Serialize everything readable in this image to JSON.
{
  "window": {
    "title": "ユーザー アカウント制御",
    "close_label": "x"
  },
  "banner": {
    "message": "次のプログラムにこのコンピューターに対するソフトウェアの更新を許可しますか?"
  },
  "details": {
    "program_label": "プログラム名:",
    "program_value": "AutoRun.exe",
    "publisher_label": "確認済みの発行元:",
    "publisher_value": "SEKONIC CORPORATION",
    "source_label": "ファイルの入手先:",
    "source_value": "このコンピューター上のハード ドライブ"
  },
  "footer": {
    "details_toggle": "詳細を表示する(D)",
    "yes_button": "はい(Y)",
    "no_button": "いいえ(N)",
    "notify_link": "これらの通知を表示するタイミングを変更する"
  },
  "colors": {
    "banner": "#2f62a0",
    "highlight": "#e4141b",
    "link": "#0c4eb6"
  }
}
+ + + + +
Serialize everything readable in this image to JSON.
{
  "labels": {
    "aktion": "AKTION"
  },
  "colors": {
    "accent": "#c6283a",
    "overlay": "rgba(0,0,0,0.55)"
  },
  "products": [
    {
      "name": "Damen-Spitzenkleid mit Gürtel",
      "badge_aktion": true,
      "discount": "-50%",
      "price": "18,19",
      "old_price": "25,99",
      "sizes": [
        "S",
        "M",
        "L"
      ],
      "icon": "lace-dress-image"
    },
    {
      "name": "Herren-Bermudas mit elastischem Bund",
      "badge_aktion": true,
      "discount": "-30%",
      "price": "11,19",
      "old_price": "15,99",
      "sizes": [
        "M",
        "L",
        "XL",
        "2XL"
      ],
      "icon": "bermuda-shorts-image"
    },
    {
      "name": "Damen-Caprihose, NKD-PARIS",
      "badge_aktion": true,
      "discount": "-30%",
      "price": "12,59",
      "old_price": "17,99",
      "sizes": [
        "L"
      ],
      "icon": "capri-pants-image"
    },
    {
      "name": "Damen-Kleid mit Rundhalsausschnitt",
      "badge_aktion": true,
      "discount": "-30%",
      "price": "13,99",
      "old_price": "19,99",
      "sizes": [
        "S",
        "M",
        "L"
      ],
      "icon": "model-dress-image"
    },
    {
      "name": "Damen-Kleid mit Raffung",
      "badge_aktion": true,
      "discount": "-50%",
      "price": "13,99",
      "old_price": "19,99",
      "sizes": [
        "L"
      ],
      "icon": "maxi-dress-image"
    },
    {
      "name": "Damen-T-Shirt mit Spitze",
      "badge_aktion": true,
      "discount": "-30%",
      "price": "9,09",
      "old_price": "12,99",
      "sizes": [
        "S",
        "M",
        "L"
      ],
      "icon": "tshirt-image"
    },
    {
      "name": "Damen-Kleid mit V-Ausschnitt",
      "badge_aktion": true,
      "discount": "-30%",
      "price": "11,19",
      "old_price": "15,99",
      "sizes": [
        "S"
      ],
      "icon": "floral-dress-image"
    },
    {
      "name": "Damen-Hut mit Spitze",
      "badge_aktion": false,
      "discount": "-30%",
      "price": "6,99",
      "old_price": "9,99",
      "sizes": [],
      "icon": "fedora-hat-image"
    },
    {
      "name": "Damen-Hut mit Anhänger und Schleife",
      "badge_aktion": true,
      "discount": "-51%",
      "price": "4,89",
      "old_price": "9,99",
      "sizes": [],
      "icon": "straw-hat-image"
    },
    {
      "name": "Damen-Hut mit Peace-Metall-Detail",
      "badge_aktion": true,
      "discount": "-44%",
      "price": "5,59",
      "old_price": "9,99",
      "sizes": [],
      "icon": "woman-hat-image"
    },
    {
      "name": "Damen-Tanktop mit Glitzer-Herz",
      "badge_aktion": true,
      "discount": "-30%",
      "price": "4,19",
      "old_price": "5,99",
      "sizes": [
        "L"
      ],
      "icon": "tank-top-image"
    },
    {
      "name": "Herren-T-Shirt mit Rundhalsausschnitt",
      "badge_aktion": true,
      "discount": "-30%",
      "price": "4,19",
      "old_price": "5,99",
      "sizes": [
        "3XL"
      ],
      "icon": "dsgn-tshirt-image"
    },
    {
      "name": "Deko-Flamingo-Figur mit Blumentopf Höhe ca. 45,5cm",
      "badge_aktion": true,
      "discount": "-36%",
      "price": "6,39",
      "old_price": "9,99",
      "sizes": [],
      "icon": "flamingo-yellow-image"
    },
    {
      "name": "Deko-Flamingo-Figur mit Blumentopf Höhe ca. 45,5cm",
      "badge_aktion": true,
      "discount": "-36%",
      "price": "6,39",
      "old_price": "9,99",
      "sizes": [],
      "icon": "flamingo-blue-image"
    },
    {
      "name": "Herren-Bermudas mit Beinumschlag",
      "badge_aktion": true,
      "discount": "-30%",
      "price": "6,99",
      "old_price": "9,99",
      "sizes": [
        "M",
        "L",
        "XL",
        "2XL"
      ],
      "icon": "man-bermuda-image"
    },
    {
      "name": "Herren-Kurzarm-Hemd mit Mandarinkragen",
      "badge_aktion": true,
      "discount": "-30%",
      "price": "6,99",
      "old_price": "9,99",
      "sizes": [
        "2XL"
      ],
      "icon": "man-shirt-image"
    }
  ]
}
+ + + + +
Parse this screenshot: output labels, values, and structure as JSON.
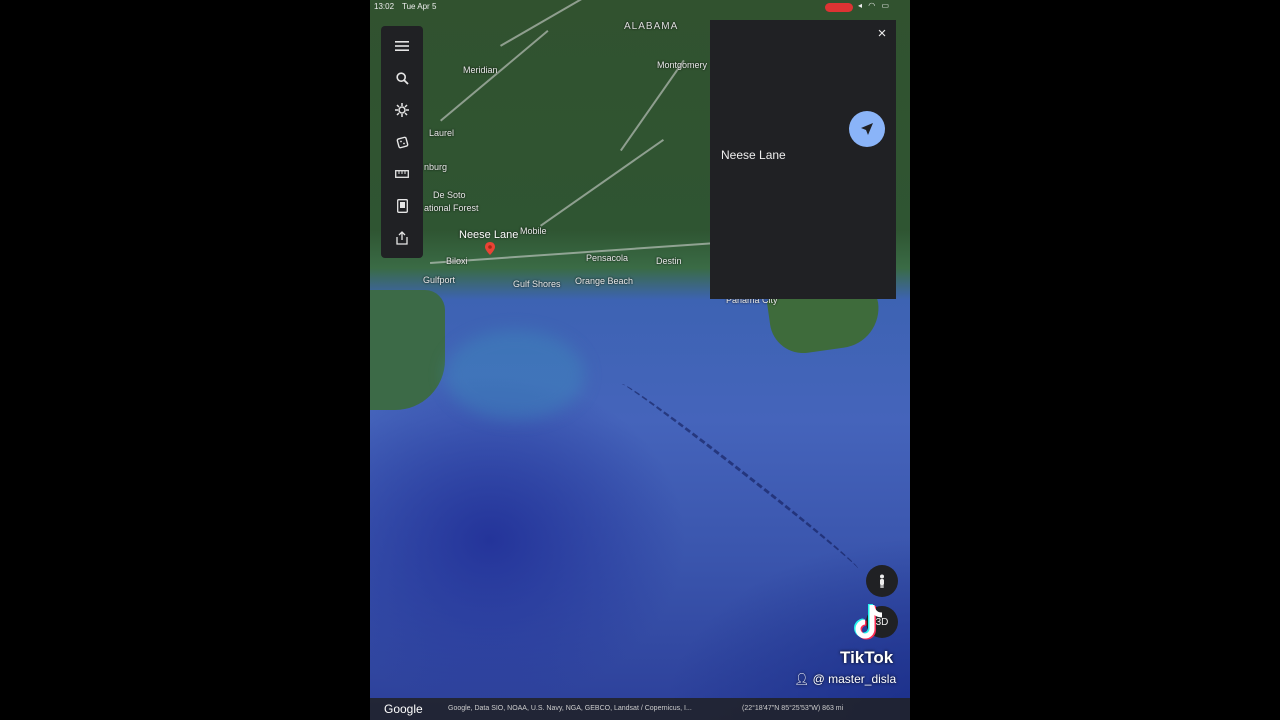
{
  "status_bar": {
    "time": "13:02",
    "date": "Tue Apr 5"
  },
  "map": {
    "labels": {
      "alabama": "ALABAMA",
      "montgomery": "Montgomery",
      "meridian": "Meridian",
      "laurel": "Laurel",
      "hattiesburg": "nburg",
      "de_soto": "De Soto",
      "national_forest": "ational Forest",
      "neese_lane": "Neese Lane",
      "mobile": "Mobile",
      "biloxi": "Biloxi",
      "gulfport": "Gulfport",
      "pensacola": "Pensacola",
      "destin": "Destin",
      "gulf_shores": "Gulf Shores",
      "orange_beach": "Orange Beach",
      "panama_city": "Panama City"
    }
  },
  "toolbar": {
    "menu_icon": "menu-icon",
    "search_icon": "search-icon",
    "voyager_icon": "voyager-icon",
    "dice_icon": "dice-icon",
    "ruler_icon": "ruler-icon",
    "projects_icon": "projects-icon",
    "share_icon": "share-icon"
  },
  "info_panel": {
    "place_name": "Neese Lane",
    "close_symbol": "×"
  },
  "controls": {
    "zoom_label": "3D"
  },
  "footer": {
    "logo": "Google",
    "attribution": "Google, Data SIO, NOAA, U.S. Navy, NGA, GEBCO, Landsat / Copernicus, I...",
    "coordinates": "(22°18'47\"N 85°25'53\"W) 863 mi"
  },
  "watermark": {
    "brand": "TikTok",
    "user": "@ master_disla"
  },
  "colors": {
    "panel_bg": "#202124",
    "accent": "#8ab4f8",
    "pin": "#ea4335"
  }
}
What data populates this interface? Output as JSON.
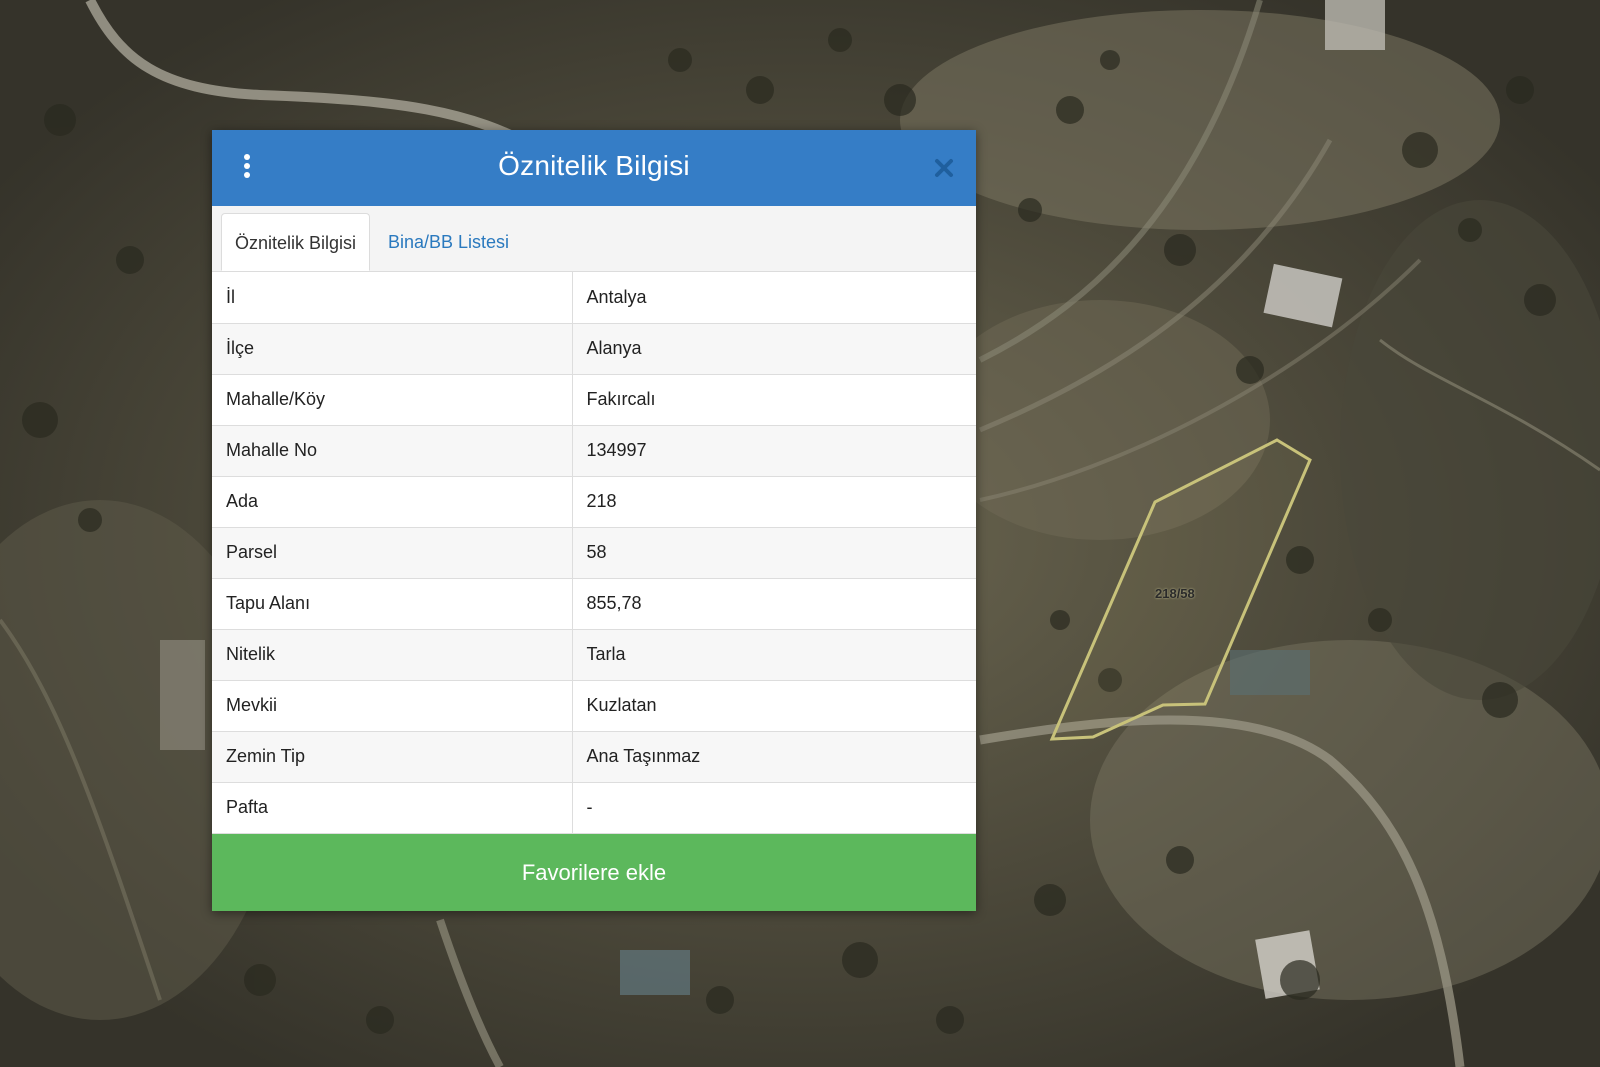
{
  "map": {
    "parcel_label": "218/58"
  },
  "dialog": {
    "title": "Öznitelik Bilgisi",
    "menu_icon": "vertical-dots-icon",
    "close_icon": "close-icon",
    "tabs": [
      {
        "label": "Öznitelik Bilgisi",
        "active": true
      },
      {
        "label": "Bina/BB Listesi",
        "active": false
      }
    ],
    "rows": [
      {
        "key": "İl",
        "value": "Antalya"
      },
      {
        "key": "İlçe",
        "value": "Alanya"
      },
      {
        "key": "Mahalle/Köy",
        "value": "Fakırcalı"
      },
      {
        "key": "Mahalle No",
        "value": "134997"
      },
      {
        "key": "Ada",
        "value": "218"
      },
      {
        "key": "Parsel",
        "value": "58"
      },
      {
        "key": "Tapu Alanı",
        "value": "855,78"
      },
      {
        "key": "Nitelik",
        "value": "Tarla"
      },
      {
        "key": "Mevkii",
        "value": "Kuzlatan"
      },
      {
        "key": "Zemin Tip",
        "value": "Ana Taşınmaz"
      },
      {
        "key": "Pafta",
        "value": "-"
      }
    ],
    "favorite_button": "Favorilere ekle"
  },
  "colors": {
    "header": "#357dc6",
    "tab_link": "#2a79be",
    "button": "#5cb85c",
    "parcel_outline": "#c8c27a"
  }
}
+ + + + +
Where a line of the entries contains the word "tshirt", copy that line.

      "icon": "tshirt-image"
      "icon": "dsgn-tshirt-image"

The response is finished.